(Item position entries)

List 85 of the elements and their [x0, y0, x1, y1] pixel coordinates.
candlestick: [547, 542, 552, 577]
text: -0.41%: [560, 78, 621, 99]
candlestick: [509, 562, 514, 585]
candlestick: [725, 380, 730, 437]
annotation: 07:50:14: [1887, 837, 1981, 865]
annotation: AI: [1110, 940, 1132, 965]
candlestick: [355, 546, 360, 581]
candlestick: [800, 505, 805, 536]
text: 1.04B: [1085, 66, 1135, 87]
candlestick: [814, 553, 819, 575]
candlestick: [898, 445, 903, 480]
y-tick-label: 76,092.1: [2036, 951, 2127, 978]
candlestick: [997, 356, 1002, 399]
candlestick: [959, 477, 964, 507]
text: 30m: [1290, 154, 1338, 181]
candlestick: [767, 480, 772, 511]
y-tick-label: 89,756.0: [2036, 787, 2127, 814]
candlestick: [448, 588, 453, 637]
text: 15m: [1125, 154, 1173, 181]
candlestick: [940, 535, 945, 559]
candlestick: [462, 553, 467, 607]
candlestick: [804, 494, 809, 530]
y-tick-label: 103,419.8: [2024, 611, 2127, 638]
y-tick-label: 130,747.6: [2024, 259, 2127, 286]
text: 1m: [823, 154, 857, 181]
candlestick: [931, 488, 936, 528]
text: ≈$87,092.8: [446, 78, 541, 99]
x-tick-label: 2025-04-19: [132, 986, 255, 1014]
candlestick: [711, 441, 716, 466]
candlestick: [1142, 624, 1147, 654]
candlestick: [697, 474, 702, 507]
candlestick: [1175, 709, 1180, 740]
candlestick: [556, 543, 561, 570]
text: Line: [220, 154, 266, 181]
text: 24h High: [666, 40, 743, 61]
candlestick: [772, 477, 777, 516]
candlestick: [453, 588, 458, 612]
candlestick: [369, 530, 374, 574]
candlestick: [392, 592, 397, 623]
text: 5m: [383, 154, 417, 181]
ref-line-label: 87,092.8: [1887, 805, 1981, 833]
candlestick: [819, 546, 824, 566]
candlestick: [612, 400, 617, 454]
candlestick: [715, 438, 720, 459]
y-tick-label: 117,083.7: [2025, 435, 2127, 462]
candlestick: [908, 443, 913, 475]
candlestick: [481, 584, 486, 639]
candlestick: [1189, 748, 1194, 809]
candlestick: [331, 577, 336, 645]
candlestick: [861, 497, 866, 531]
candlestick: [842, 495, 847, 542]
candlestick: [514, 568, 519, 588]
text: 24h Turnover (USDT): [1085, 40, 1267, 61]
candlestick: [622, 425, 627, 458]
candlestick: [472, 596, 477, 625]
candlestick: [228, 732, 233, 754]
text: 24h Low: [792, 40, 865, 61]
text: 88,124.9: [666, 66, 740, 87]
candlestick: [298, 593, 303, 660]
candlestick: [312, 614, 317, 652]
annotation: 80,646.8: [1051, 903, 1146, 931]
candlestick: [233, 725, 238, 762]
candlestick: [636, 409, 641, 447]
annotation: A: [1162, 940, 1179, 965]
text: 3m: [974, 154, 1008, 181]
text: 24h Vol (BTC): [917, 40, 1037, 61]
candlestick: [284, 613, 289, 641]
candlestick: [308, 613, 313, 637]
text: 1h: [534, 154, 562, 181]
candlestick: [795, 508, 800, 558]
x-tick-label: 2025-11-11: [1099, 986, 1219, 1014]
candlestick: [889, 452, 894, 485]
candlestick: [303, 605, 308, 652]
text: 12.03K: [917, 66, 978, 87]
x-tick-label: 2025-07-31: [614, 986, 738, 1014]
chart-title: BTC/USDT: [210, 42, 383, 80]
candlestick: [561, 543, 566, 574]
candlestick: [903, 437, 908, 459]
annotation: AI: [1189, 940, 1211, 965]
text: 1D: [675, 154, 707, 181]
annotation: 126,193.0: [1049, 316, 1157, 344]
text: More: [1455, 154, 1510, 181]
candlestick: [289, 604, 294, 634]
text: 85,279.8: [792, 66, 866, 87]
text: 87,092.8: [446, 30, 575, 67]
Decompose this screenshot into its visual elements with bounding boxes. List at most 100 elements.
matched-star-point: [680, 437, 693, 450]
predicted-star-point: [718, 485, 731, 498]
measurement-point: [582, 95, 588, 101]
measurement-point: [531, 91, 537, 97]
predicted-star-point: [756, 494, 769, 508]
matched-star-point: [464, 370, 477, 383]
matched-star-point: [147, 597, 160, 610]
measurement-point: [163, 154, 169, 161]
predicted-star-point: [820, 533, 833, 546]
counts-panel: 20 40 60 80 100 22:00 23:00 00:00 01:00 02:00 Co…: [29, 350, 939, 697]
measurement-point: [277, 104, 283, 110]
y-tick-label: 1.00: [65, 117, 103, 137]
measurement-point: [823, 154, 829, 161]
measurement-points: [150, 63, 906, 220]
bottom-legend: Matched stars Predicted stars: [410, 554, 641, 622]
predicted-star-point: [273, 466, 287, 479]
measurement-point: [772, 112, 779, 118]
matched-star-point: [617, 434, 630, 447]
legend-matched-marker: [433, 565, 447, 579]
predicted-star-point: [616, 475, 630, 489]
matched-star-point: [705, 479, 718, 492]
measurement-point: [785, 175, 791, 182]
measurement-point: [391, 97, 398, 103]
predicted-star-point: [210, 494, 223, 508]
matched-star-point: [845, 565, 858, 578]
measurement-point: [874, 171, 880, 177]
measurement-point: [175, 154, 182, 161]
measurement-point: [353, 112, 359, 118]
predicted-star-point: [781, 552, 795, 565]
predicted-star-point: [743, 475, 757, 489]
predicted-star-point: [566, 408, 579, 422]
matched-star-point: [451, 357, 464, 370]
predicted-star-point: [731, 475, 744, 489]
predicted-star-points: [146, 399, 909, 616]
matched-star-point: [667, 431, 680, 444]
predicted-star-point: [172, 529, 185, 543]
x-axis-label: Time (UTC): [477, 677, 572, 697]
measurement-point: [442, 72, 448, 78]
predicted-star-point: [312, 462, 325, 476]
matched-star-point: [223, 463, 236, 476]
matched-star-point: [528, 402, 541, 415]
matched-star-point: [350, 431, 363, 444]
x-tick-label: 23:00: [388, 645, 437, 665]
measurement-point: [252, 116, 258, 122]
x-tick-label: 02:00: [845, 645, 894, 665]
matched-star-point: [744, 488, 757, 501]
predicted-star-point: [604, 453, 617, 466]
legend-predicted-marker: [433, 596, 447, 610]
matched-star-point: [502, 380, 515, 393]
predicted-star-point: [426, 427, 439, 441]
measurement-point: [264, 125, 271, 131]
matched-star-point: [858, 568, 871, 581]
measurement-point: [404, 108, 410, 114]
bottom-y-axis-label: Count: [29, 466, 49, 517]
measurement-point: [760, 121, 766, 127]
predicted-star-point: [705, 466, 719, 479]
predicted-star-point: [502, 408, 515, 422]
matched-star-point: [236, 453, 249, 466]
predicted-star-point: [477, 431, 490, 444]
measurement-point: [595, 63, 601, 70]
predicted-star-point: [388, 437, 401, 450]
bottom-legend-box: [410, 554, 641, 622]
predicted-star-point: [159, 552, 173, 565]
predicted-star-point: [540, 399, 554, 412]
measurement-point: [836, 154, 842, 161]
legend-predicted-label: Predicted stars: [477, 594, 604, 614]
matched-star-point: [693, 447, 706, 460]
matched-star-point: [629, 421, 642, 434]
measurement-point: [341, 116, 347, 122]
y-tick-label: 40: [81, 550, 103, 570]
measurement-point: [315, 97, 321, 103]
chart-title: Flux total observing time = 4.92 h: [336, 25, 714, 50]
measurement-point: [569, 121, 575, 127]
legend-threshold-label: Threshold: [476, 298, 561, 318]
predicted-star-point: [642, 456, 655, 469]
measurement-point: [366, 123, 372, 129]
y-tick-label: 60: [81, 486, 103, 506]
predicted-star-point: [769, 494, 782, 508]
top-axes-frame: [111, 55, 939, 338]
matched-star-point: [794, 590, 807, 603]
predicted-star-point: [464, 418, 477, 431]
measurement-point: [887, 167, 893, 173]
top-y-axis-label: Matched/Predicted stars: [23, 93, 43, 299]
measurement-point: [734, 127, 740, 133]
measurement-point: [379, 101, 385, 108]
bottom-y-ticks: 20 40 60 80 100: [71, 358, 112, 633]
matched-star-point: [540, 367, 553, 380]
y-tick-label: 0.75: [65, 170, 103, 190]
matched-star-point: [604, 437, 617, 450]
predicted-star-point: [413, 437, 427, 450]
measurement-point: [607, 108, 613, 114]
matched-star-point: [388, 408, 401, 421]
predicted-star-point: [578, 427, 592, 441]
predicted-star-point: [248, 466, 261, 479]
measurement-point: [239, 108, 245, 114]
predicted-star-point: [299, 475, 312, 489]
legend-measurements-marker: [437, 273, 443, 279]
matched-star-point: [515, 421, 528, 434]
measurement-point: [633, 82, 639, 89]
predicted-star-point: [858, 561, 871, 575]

• BRIEF
Duplicate the lines of the data exactly, from the first line through the line containing "candlestick: [767, 480, 772, 511]", including both.

• TASK OUTPUT
List 85 of the elements and their [x0, y0, x1, y1] pixel coordinates.
candlestick: [547, 542, 552, 577]
text: -0.41%: [560, 78, 621, 99]
candlestick: [509, 562, 514, 585]
candlestick: [725, 380, 730, 437]
annotation: 07:50:14: [1887, 837, 1981, 865]
annotation: AI: [1110, 940, 1132, 965]
candlestick: [355, 546, 360, 581]
candlestick: [800, 505, 805, 536]
text: 1.04B: [1085, 66, 1135, 87]
candlestick: [814, 553, 819, 575]
candlestick: [898, 445, 903, 480]
y-tick-label: 76,092.1: [2036, 951, 2127, 978]
candlestick: [997, 356, 1002, 399]
candlestick: [959, 477, 964, 507]
text: 30m: [1290, 154, 1338, 181]
candlestick: [767, 480, 772, 511]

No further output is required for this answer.